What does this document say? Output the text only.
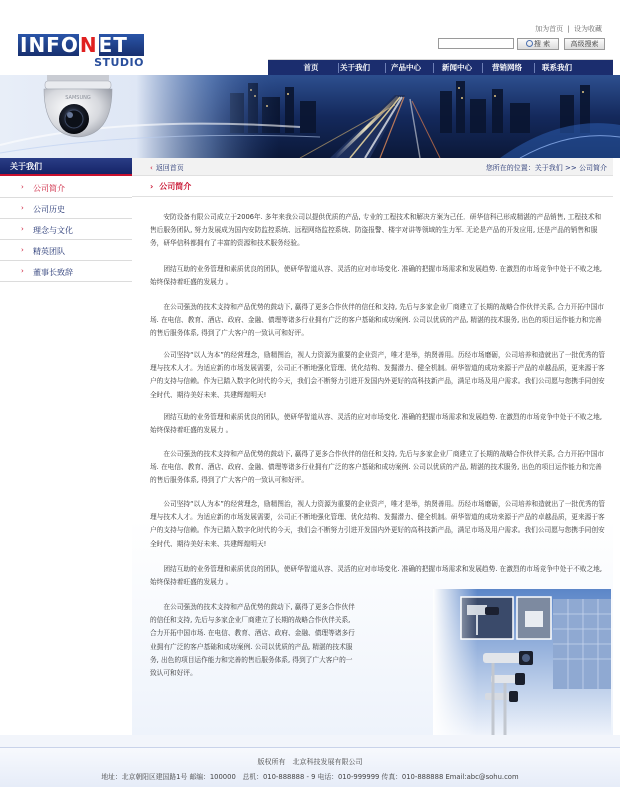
INFONET
STUDIO
加为首页 | 设为收藏
搜 索	高级搜索
首页	关于我们	产品中心	新闻中心	营销网络	联系我们
SAMSUNG
关于我们
› 公司简介
› 公司历史
› 理念与文化
› 精英团队
› 董事长致辞
‹ 返回首页	您所在的位置：关于我们 >> 公司简介
› 公司简介

　　安防设备有限公司成立于2006年. 多年来我公司以提供优质的产品, 专业的工程技术和解决方案为己任．研华信科已形成精湛的产品销售, 工程技术和售后服务团队, 努力发展成为国内安防监控系统、远程网络监控系统、防盗报警、楼宇对讲等领域的生力军. 无论是产品的开发应用, 还是产品的销售和服务，研华信科都拥有了丰富的资源和技术服务经验。

　　团结互助的业务管理和素质优良的团队，使研华智道从容、灵活的应对市场变化. 准确的把握市场需求和发展趋势. 在激烈的市场竞争中处于不败之地, 始终保持着旺盛的发展力 。

　　在公司强劲的技术支持和产品优势的鼓动下, 赢得了更多合作伙伴的信任和支持, 先后与多家企业厂商建立了长期的战略合作伙伴关系, 合力开拓中国市场. 在电信、教育、酒店、政府、金融、债理等诸多行业拥有广泛的客户基础和成功案例. 公司以优质的产品, 精湛的技术服务, 出色的项目运作能力和完善的售后服务体系, 得到了广大客户的一致认可和好评。

　　公司坚持“以人为本”的经营理念，励精图治，视人力资源为重要的企业资产，唯才是举，纳贤善用。历经市场磨砺，公司培养和造就出了一批优秀的管理与技术人才。为适应新的市场发展需要，公司正不断地强化管理、优化结构、发掘潜力、健全机制。研华智道的成功来源于产品的卓越品质，更来源于客户的支持与信赖。作为已踏入数字化时代的今天，我们会不断努力引进开发国内外更好的高科技新产品，满足市场及用户需求。我们公司愿与您携手同创安全时代、期待美好未来、共建辉煌明天!

　　团结互助的业务管理和素质优良的团队，使研华智道从容、灵活的应对市场变化. 准确的把握市场需求和发展趋势. 在激烈的市场竞争中处于不败之地, 始终保持着旺盛的发展力 。

　　在公司强劲的技术支持和产品优势的鼓动下, 赢得了更多合作伙伴的信任和支持, 先后与多家企业厂商建立了长期的战略合作伙伴关系, 合力开拓中国市场. 在电信、教育、酒店、政府、金融、债理等诸多行业拥有广泛的客户基础和成功案例. 公司以优质的产品, 精湛的技术服务, 出色的项目运作能力和完善的售后服务体系, 得到了广大客户的一致认可和好评。

　　公司坚持“以人为本”的经营理念，励精图治，视人力资源为重要的企业资产，唯才是举，纳贤善用。历经市场磨砺，公司培养和造就出了一批优秀的管理与技术人才。为适应新的市场发展需要，公司正不断地强化管理、优化结构、发掘潜力、健全机制。研华智道的成功来源于产品的卓越品质，更来源于客户的支持与信赖。作为已踏入数字化时代的今天，我们会不断努力引进开发国内外更好的高科技新产品，满足市场及用户需求。我们公司愿与您携手同创安全时代、期待美好未来、共建辉煌明天!

　　团结互助的业务管理和素质优良的团队，使研华智道从容、灵活的应对市场变化. 准确的把握市场需求和发展趋势. 在激烈的市场竞争中处于不败之地, 始终保持着旺盛的发展力 。

　　在公司强劲的技术支持和产品优势的鼓动下, 赢得了更多合作伙伴的信任和支持, 先后与多家企业厂商建立了长期的战略合作伙伴关系, 合力开拓中国市场. 在电信、教育、酒店、政府、金融、债理等诸多行业拥有广泛的客户基础和成功案例. 公司以优质的产品, 精湛的技术服务, 出色的项目运作能力和完善的售后服务体系, 得到了广大客户的一致认可和好评。

版权所有　北京科技发展有限公司
地址：北京朝阳区建国路1号 邮编：100000　总机：010-888888 - 9 电话：010-999999 传真：010-888888 Email:abc@sohu.com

**Required task:**
Each entry above is to be written out again unchanged, apart from the pictures, which are left out.

**Result of this exercise:**
What does this document say? Output the text only.
INFONET
STUDIO
加为首页 | 设为收藏
搜 索	高级搜索
首页	关于我们	产品中心	新闻中心	营销网络	联系我们
SAMSUNG
关于我们
› 公司简介
› 公司历史
› 理念与文化
› 精英团队
› 董事长致辞
‹ 返回首页	您所在的位置：关于我们 >> 公司简介
› 公司简介

　　安防设备有限公司成立于2006年. 多年来我公司以提供优质的产品, 专业的工程技术和解决方案为己任．研华信科已形成精湛的产品销售, 工程技术和售后服务团队, 努力发展成为国内安防监控系统、远程网络监控系统、防盗报警、楼宇对讲等领域的生力军. 无论是产品的开发应用, 还是产品的销售和服务，研华信科都拥有了丰富的资源和技术服务经验。

　　团结互助的业务管理和素质优良的团队，使研华智道从容、灵活的应对市场变化. 准确的把握市场需求和发展趋势. 在激烈的市场竞争中处于不败之地, 始终保持着旺盛的发展力 。

　　在公司强劲的技术支持和产品优势的鼓动下, 赢得了更多合作伙伴的信任和支持, 先后与多家企业厂商建立了长期的战略合作伙伴关系, 合力开拓中国市场. 在电信、教育、酒店、政府、金融、债理等诸多行业拥有广泛的客户基础和成功案例. 公司以优质的产品, 精湛的技术服务, 出色的项目运作能力和完善的售后服务体系, 得到了广大客户的一致认可和好评。

　　公司坚持“以人为本”的经营理念，励精图治，视人力资源为重要的企业资产，唯才是举，纳贤善用。历经市场磨砺，公司培养和造就出了一批优秀的管理与技术人才。为适应新的市场发展需要，公司正不断地强化管理、优化结构、发掘潜力、健全机制。研华智道的成功来源于产品的卓越品质，更来源于客户的支持与信赖。作为已踏入数字化时代的今天，我们会不断努力引进开发国内外更好的高科技新产品，满足市场及用户需求。我们公司愿与您携手同创安全时代、期待美好未来、共建辉煌明天!

　　团结互助的业务管理和素质优良的团队，使研华智道从容、灵活的应对市场变化. 准确的把握市场需求和发展趋势. 在激烈的市场竞争中处于不败之地, 始终保持着旺盛的发展力 。

　　在公司强劲的技术支持和产品优势的鼓动下, 赢得了更多合作伙伴的信任和支持, 先后与多家企业厂商建立了长期的战略合作伙伴关系, 合力开拓中国市场. 在电信、教育、酒店、政府、金融、债理等诸多行业拥有广泛的客户基础和成功案例. 公司以优质的产品, 精湛的技术服务, 出色的项目运作能力和完善的售后服务体系, 得到了广大客户的一致认可和好评。

　　公司坚持“以人为本”的经营理念，励精图治，视人力资源为重要的企业资产，唯才是举，纳贤善用。历经市场磨砺，公司培养和造就出了一批优秀的管理与技术人才。为适应新的市场发展需要，公司正不断地强化管理、优化结构、发掘潜力、健全机制。研华智道的成功来源于产品的卓越品质，更来源于客户的支持与信赖。作为已踏入数字化时代的今天，我们会不断努力引进开发国内外更好的高科技新产品，满足市场及用户需求。我们公司愿与您携手同创安全时代、期待美好未来、共建辉煌明天!

　　团结互助的业务管理和素质优良的团队，使研华智道从容、灵活的应对市场变化. 准确的把握市场需求和发展趋势. 在激烈的市场竞争中处于不败之地, 始终保持着旺盛的发展力 。

　　在公司强劲的技术支持和产品优势的鼓动下, 赢得了更多合作伙伴的信任和支持, 先后与多家企业厂商建立了长期的战略合作伙伴关系, 合力开拓中国市场. 在电信、教育、酒店、政府、金融、债理等诸多行业拥有广泛的客户基础和成功案例. 公司以优质的产品, 精湛的技术服务, 出色的项目运作能力和完善的售后服务体系, 得到了广大客户的一致认可和好评。

版权所有　北京科技发展有限公司
地址：北京朝阳区建国路1号 邮编：100000　总机：010-888888 - 9 电话：010-999999 传真：010-888888 Email:abc@sohu.com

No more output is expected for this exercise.